(Dataset entries)
★ ★ ★ ★ ★
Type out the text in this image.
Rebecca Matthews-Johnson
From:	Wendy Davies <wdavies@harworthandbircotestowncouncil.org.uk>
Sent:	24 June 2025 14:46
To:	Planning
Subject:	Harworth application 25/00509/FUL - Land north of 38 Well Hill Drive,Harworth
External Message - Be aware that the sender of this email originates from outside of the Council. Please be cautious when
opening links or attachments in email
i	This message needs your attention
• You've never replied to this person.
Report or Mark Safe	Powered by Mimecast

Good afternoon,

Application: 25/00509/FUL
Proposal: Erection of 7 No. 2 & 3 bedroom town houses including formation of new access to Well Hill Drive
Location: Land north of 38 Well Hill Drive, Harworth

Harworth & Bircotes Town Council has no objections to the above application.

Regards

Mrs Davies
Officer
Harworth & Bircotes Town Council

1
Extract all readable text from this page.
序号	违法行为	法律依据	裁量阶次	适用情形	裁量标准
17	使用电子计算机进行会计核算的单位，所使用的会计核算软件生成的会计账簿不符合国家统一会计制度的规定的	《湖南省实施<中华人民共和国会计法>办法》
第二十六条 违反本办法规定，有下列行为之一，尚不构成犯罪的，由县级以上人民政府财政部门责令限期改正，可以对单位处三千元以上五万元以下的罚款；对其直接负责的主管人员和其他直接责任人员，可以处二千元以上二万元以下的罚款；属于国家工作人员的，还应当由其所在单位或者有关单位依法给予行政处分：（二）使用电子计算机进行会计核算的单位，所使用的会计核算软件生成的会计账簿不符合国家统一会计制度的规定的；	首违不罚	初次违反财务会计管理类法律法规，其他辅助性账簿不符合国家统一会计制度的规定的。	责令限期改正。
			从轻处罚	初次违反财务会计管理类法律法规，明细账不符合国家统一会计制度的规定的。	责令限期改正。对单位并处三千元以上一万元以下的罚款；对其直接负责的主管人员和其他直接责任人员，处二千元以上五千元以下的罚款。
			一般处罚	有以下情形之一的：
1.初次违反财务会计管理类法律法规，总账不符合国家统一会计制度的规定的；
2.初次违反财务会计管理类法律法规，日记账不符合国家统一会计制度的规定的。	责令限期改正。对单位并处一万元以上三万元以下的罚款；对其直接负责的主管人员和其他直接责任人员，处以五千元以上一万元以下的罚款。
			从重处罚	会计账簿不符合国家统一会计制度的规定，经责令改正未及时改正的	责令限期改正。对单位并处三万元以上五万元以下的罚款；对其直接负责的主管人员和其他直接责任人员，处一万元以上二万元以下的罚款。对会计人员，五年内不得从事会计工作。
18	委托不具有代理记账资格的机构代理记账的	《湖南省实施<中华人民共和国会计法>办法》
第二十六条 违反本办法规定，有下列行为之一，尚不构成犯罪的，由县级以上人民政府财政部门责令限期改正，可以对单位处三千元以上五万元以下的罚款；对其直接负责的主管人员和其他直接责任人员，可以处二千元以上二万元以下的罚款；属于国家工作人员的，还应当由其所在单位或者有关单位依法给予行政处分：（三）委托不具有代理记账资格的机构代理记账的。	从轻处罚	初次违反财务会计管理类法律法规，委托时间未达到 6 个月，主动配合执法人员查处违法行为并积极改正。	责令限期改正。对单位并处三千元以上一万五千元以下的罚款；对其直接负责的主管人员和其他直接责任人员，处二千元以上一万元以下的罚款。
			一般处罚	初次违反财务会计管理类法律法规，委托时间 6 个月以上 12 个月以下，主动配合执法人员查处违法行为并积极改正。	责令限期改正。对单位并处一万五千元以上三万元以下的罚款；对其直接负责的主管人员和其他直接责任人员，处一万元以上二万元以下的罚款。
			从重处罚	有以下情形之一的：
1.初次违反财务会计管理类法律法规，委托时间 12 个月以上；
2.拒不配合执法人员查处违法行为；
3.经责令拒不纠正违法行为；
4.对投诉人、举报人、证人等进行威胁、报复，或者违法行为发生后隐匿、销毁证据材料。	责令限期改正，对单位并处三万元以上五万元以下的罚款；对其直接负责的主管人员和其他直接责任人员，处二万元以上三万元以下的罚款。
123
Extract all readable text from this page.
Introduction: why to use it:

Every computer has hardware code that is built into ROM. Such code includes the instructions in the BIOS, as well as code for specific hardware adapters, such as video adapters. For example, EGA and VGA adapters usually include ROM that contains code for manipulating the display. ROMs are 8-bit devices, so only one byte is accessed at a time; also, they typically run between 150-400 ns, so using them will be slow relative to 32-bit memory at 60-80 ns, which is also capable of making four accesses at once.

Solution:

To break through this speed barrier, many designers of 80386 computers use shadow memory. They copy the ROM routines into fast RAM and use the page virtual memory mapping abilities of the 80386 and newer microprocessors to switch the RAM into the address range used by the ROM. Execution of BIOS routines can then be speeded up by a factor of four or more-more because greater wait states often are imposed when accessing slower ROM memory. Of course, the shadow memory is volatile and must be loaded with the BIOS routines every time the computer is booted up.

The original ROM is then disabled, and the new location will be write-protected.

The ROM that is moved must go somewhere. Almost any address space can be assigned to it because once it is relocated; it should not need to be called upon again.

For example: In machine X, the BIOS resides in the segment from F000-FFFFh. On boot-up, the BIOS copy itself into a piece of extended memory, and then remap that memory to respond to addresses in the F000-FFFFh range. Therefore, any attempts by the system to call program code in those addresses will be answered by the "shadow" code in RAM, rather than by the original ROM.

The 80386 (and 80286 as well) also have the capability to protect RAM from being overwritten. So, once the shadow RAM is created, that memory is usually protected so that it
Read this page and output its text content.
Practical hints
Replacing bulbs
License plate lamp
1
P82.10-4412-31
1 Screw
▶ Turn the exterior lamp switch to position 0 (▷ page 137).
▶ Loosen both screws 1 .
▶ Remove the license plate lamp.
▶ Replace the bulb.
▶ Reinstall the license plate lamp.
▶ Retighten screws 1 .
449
★ ★ ★ ★ ★
▸ **Exercise requirements**
Copy out each line in the preceding records that contains "protected".

▸ **Solution for this exercise**
The original ROM is then disabled, and the new location will be write-protected.
The 80386 (and 80286 as well) also have the capability to protect RAM from being overwritten. So, once the shadow RAM is created, that memory is usually protected so that it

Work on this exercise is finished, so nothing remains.